### Stated exercise
Keep only the lines of the data below that contain "الأمر", and copy them.

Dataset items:
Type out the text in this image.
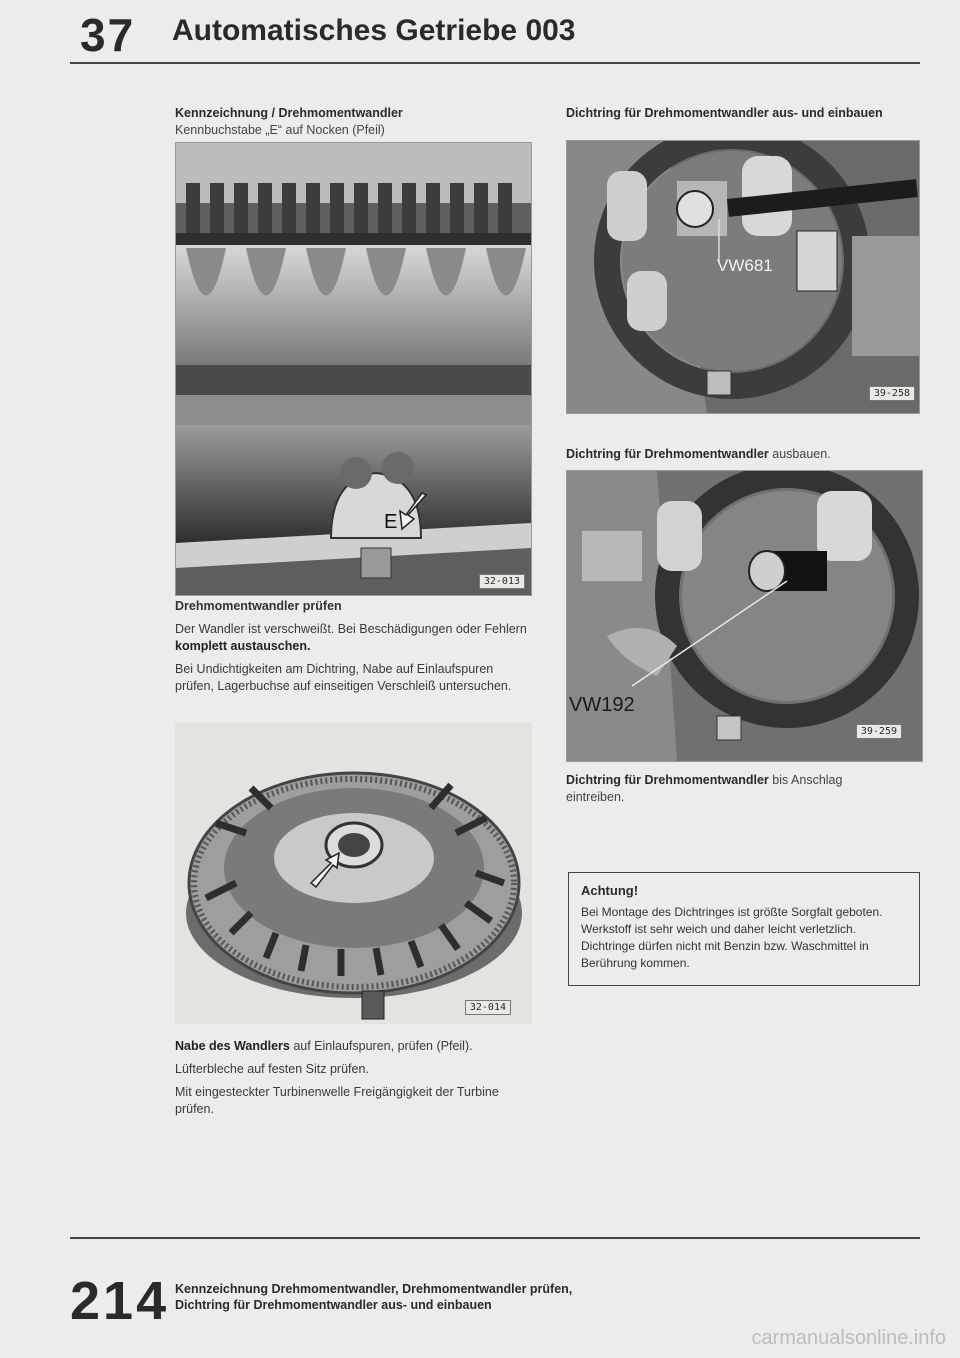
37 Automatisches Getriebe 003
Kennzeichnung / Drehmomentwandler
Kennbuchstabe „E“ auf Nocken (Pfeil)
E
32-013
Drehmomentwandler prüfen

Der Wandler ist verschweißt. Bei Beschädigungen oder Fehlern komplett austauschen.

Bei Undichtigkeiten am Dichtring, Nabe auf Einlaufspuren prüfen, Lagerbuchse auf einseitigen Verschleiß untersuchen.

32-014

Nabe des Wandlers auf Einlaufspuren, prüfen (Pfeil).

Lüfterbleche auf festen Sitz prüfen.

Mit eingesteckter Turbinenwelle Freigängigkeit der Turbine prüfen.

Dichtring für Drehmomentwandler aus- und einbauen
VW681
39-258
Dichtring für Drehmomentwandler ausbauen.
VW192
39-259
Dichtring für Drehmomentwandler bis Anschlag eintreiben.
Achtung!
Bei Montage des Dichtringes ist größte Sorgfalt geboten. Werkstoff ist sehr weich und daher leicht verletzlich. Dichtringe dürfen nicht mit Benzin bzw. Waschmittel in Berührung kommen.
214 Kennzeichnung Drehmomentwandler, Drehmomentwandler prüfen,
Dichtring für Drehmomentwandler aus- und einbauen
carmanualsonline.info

* * *

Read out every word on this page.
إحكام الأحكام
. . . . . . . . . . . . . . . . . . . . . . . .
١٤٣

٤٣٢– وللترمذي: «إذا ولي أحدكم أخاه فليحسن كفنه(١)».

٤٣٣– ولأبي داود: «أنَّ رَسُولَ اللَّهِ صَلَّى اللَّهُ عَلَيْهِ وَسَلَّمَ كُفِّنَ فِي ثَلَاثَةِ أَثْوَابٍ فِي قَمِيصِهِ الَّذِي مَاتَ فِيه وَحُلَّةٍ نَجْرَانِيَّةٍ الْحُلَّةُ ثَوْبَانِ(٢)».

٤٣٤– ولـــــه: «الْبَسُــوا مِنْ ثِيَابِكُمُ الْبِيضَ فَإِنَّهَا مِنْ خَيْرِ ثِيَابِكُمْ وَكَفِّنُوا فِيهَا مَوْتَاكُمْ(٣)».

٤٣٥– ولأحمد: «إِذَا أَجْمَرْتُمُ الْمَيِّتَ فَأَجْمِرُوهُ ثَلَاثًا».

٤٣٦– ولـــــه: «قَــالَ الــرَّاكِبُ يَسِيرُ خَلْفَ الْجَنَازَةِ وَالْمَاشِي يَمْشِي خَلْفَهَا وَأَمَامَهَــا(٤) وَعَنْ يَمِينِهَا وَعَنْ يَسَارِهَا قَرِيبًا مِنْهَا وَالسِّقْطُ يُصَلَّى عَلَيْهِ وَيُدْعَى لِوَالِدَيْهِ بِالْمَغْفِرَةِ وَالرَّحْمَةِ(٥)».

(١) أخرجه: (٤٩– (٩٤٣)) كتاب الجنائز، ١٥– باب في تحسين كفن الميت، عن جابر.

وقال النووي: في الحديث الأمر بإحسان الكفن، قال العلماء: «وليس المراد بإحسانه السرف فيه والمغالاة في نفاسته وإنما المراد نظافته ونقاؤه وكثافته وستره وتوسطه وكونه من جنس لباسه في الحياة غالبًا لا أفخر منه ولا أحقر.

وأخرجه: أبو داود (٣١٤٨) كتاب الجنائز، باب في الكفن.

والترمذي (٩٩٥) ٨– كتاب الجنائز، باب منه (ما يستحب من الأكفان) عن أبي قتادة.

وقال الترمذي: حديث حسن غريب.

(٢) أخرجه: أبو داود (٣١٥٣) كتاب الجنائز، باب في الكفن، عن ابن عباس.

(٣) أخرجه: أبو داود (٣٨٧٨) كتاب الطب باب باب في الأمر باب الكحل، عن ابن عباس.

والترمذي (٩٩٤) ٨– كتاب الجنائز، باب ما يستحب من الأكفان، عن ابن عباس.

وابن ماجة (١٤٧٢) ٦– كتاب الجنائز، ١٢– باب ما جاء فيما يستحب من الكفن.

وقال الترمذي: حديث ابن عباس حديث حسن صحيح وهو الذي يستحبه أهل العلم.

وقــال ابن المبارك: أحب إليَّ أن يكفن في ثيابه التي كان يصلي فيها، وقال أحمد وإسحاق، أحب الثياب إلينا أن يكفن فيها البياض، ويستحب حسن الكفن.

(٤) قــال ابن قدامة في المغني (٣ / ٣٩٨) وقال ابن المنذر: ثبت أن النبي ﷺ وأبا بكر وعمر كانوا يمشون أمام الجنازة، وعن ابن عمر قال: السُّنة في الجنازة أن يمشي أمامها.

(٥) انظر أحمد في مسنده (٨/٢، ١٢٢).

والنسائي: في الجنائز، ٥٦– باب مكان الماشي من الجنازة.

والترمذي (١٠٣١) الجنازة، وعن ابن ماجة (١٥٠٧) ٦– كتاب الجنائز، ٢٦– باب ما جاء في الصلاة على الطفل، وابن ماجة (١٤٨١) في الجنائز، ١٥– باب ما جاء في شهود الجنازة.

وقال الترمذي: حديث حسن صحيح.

==

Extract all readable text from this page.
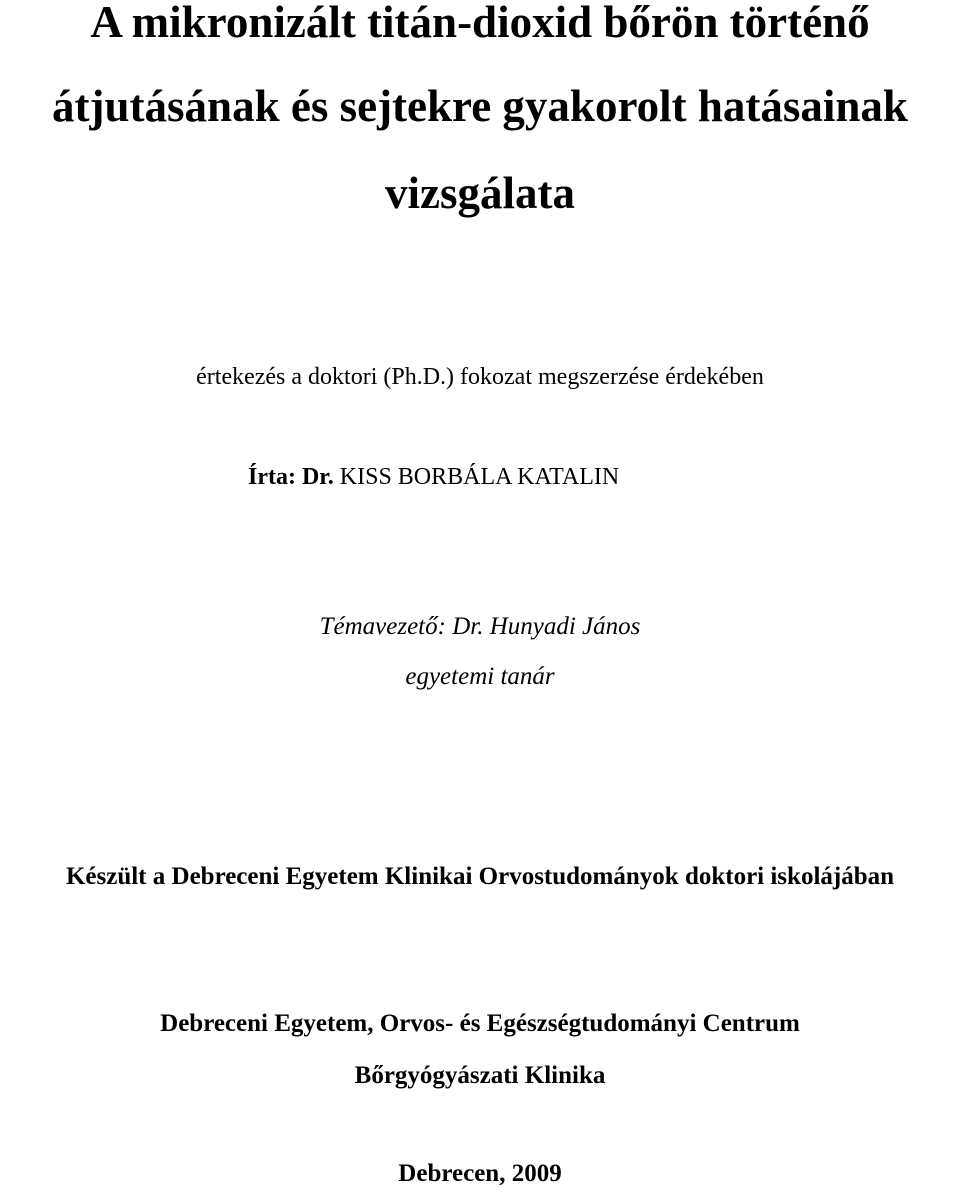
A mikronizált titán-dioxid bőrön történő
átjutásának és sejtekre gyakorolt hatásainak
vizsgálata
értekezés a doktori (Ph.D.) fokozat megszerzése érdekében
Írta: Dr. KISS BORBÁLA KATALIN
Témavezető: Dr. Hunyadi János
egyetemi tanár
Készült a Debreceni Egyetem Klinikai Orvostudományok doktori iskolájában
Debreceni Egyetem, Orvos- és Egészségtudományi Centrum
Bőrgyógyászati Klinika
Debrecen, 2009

### Reply
وقال النووي: في الحديث الأمر بإحسان الكفن، قال العلماء: «وليس المراد بإحسانه السرف فيه والمغالاة في نفاسته وإنما المراد نظافته ونقاؤه وكثافته وستره وتوسطه وكونه من جنس لباسه في الحياة غالبًا لا أفخر منه ولا أحقر.
(٣) أخرجه: أبو داود (٣٨٧٨) كتاب الطب باب باب في الأمر باب الكحل، عن ابن عباس.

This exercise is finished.